DATASET ENTRIES |

Begin

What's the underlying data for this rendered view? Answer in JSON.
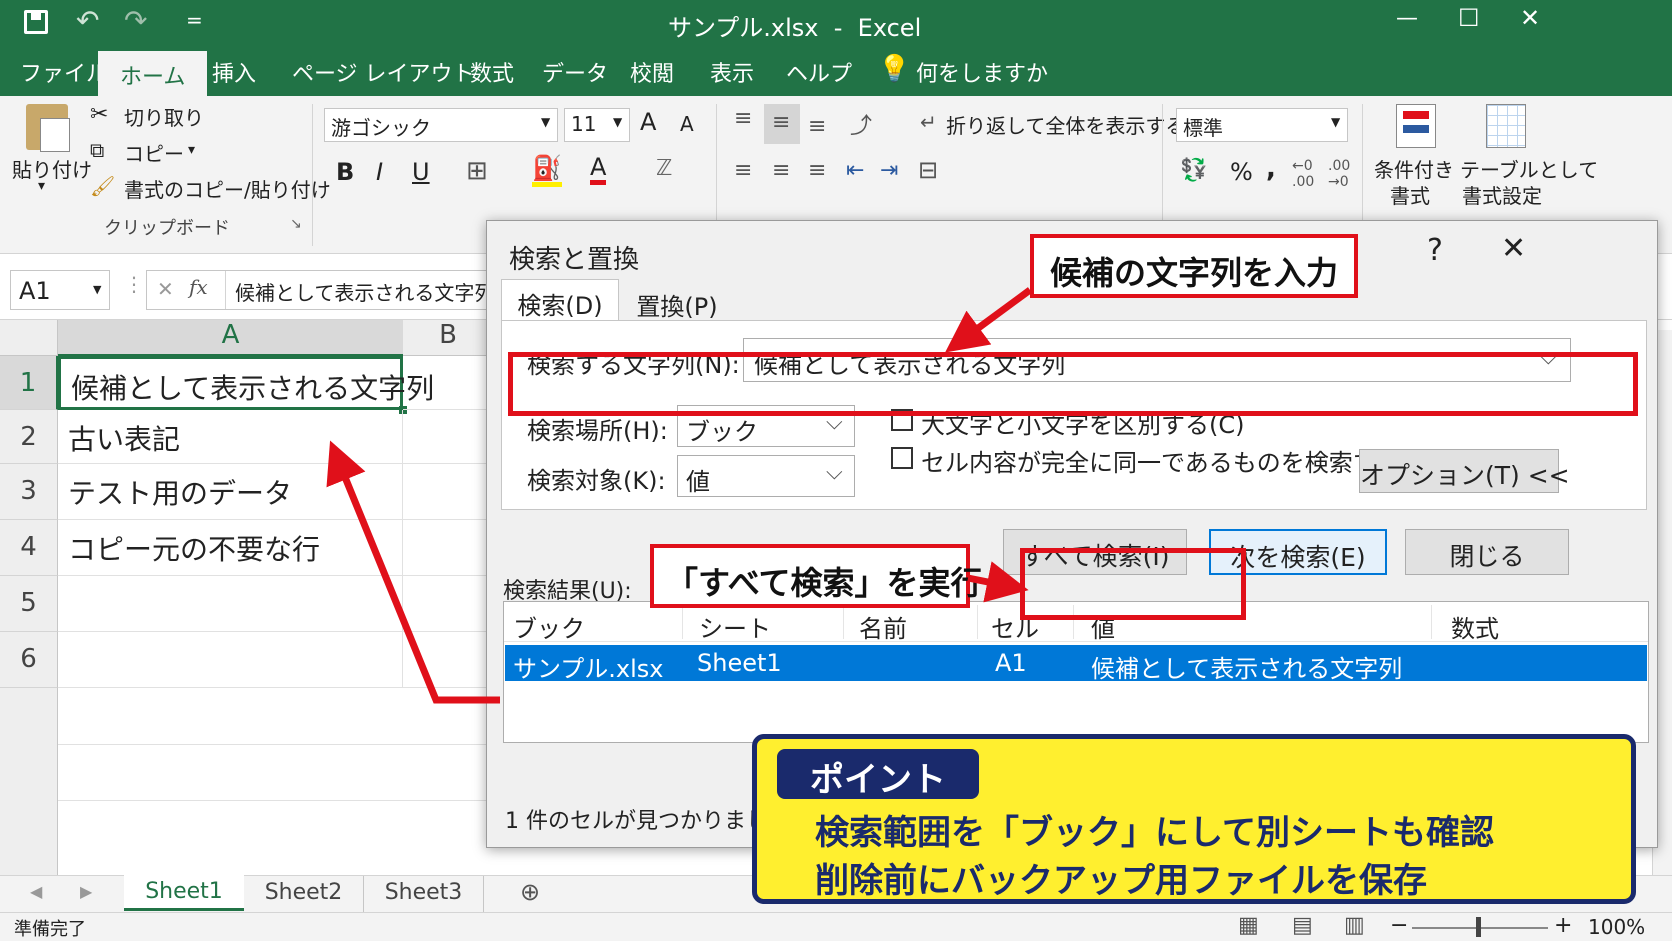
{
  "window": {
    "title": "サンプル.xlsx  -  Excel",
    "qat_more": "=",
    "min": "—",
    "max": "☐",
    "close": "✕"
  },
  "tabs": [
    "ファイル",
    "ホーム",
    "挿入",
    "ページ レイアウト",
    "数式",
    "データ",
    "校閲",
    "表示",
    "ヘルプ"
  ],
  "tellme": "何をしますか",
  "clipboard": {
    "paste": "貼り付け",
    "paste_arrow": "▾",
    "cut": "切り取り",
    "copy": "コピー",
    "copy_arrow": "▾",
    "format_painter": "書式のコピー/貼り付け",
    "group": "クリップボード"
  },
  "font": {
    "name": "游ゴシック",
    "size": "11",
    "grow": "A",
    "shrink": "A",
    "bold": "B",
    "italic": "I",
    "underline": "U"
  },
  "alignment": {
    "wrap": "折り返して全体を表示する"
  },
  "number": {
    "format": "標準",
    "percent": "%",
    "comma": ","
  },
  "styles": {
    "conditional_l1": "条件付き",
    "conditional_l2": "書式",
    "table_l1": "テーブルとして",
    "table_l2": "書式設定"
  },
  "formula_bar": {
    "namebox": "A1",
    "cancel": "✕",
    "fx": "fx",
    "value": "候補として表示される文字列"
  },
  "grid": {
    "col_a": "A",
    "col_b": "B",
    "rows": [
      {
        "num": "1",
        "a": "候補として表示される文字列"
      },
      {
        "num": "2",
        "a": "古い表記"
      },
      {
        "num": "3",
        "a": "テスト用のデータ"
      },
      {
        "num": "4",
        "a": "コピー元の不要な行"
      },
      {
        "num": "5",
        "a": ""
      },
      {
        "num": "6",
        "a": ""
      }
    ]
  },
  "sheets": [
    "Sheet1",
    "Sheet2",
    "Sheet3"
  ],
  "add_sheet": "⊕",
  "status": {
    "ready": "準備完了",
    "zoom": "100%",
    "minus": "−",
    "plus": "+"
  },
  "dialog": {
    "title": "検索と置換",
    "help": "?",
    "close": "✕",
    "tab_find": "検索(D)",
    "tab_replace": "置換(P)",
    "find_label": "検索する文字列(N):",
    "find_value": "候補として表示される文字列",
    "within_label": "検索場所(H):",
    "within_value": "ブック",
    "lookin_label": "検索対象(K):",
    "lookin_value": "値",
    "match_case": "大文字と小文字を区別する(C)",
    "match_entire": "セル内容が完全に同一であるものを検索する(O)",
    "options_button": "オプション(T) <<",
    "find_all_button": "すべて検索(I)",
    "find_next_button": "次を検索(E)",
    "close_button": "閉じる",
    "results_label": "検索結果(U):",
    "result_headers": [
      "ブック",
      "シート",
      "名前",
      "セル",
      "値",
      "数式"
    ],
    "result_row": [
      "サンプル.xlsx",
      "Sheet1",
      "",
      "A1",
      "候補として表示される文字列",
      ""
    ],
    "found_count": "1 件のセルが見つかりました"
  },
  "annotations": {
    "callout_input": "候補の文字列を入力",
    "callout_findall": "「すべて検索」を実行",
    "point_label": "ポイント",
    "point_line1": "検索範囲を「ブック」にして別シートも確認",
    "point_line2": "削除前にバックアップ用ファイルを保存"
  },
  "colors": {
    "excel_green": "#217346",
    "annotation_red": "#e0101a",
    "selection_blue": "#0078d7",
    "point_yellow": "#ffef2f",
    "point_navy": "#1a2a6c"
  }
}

End

EXERCISE INSTRUCTIONS | Find the lines that include the string "候補として表示される文字列", then copy each of them.

REPLY TO THE TASK |
    "value": "候補として表示される文字列"
        "a": "候補として表示される文字列"
    "find_value": "候補として表示される文字列",
      "候補として表示される文字列",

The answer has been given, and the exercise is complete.